TO BE DONE: Extract the complete listing and repeat it word for word.

GIVEN DATA:

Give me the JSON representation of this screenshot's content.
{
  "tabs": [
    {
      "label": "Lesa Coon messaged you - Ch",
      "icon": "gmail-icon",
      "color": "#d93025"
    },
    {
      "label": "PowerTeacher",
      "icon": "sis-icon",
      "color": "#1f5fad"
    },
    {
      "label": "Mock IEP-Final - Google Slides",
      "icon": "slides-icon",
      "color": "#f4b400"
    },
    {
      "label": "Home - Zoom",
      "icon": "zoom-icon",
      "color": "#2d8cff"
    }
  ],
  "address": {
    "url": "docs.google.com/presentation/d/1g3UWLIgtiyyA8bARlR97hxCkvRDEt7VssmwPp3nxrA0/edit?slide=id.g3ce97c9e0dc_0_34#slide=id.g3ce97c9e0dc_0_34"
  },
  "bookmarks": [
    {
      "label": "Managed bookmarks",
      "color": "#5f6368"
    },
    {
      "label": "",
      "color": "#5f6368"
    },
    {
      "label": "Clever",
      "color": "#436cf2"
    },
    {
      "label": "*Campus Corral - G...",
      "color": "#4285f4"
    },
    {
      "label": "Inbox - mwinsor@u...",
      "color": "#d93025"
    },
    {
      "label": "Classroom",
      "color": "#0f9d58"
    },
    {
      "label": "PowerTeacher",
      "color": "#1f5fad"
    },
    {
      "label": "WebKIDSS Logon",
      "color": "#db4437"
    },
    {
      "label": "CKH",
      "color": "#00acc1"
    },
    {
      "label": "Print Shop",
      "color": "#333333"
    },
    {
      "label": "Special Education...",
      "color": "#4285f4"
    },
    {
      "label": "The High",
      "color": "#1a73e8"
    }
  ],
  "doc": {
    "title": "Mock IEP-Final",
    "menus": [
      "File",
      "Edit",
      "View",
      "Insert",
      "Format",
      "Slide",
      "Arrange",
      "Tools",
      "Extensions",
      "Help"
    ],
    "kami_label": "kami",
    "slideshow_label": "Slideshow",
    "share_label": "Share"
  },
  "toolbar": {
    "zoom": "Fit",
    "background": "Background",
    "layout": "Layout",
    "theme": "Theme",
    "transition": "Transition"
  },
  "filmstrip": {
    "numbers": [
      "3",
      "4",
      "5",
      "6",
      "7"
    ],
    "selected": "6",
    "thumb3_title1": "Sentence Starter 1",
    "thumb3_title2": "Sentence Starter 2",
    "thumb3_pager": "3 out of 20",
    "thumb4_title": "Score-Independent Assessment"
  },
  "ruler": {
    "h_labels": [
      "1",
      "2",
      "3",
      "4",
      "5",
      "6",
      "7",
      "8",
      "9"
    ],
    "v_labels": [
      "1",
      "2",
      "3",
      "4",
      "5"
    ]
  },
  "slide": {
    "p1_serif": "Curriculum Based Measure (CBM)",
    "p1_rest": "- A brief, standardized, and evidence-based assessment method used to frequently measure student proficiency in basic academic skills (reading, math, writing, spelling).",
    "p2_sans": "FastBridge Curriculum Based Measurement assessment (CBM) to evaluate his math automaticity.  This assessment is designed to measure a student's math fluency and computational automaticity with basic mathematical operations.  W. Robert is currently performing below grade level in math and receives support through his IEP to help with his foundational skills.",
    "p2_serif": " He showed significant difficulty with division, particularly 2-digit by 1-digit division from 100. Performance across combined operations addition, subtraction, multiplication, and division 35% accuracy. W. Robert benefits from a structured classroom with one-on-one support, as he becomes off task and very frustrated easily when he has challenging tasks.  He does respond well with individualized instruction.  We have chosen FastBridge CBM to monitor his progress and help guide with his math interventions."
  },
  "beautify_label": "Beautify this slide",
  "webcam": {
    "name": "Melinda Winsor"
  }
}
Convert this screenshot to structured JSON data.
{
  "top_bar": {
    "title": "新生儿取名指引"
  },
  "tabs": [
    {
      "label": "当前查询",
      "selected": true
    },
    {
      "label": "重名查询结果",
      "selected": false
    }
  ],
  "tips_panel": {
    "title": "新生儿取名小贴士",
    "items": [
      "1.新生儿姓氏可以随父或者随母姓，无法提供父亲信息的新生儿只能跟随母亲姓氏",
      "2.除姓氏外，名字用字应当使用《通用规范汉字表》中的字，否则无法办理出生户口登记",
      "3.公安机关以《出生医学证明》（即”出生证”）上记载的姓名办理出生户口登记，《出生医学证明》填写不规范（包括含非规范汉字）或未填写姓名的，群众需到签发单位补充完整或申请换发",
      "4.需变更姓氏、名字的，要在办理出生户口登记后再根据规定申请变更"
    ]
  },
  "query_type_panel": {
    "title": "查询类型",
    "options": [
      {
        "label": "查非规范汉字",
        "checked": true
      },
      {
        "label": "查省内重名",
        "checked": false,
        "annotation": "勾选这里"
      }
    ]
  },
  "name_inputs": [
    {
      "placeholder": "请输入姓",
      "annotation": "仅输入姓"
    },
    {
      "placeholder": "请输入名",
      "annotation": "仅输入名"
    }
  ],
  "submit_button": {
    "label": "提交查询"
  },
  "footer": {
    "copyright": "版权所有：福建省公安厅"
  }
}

WRITTEN SOLUTION:
Give me the JSON representation of this screenshot's content.
{
  "tabs": [
    {
      "label": "Lesa Coon messaged you - Ch",
      "icon": "gmail-icon",
      "color": "#d93025"
    },
    {
      "label": "PowerTeacher",
      "icon": "sis-icon",
      "color": "#1f5fad"
    },
    {
      "label": "Mock IEP-Final - Google Slides",
      "icon": "slides-icon",
      "color": "#f4b400"
    },
    {
      "label": "Home - Zoom",
      "icon": "zoom-icon",
      "color": "#2d8cff"
    }
  ],
  "address": {
    "url": "docs.google.com/presentation/d/1g3UWLIgtiyyA8bARlR97hxCkvRDEt7VssmwPp3nxrA0/edit?slide=id.g3ce97c9e0dc_0_34#slide=id.g3ce97c9e0dc_0_34"
  },
  "bookmarks": [
    {
      "label": "Managed bookmarks",
      "color": "#5f6368"
    },
    {
      "label": "",
      "color": "#5f6368"
    },
    {
      "label": "Clever",
      "color": "#436cf2"
    },
    {
      "label": "*Campus Corral - G...",
      "color": "#4285f4"
    },
    {
      "label": "Inbox - mwinsor@u...",
      "color": "#d93025"
    },
    {
      "label": "Classroom",
      "color": "#0f9d58"
    },
    {
      "label": "PowerTeacher",
      "color": "#1f5fad"
    },
    {
      "label": "WebKIDSS Logon",
      "color": "#db4437"
    },
    {
      "label": "CKH",
      "color": "#00acc1"
    },
    {
      "label": "Print Shop",
      "color": "#333333"
    },
    {
      "label": "Special Education...",
      "color": "#4285f4"
    },
    {
      "label": "The High",
      "color": "#1a73e8"
    }
  ],
  "doc": {
    "title": "Mock IEP-Final",
    "menus": [
      "File",
      "Edit",
      "View",
      "Insert",
      "Format",
      "Slide",
      "Arrange",
      "Tools",
      "Extensions",
      "Help"
    ],
    "kami_label": "kami",
    "slideshow_label": "Slideshow",
    "share_label": "Share"
  },
  "toolbar": {
    "zoom": "Fit",
    "background": "Background",
    "layout": "Layout",
    "theme": "Theme",
    "transition": "Transition"
  },
  "filmstrip": {
    "numbers": [
      "3",
      "4",
      "5",
      "6",
      "7"
    ],
    "selected": "6",
    "thumb3_title1": "Sentence Starter 1",
    "thumb3_title2": "Sentence Starter 2",
    "thumb3_pager": "3 out of 20",
    "thumb4_title": "Score-Independent Assessment"
  },
  "ruler": {
    "h_labels": [
      "1",
      "2",
      "3",
      "4",
      "5",
      "6",
      "7",
      "8",
      "9"
    ],
    "v_labels": [
      "1",
      "2",
      "3",
      "4",
      "5"
    ]
  },
  "slide": {
    "p1_serif": "Curriculum Based Measure (CBM)",
    "p1_rest": "- A brief, standardized, and evidence-based assessment method used to frequently measure student proficiency in basic academic skills (reading, math, writing, spelling).",
    "p2_sans": "FastBridge Curriculum Based Measurement assessment (CBM) to evaluate his math automaticity.  This assessment is designed to measure a student's math fluency and computational automaticity with basic mathematical operations.  W. Robert is currently performing below grade level in math and receives support through his IEP to help with his foundational skills.",
    "p2_serif": " He showed significant difficulty with division, particularly 2-digit by 1-digit division from 100. Performance across combined operations addition, subtraction, multiplication, and division 35% accuracy. W. Robert benefits from a structured classroom with one-on-one support, as he becomes off task and very frustrated easily when he has challenging tasks.  He does respond well with individualized instruction.  We have chosen FastBridge CBM to monitor his progress and help guide with his math interventions."
  },
  "beautify_label": "Beautify this slide",
  "webcam": {
    "name": "Melinda Winsor"
  }
}
Convert this screenshot to structured JSON data.
{
  "top_bar": {
    "title": "新生儿取名指引"
  },
  "tabs": [
    {
      "label": "当前查询",
      "selected": true
    },
    {
      "label": "重名查询结果",
      "selected": false
    }
  ],
  "tips_panel": {
    "title": "新生儿取名小贴士",
    "items": [
      "1.新生儿姓氏可以随父或者随母姓，无法提供父亲信息的新生儿只能跟随母亲姓氏",
      "2.除姓氏外，名字用字应当使用《通用规范汉字表》中的字，否则无法办理出生户口登记",
      "3.公安机关以《出生医学证明》（即”出生证”）上记载的姓名办理出生户口登记，《出生医学证明》填写不规范（包括含非规范汉字）或未填写姓名的，群众需到签发单位补充完整或申请换发",
      "4.需变更姓氏、名字的，要在办理出生户口登记后再根据规定申请变更"
    ]
  },
  "query_type_panel": {
    "title": "查询类型",
    "options": [
      {
        "label": "查非规范汉字",
        "checked": true
      },
      {
        "label": "查省内重名",
        "checked": false,
        "annotation": "勾选这里"
      }
    ]
  },
  "name_inputs": [
    {
      "placeholder": "请输入姓",
      "annotation": "仅输入姓"
    },
    {
      "placeholder": "请输入名",
      "annotation": "仅输入名"
    }
  ],
  "submit_button": {
    "label": "提交查询"
  },
  "footer": {
    "copyright": "版权所有：福建省公安厅"
  }
}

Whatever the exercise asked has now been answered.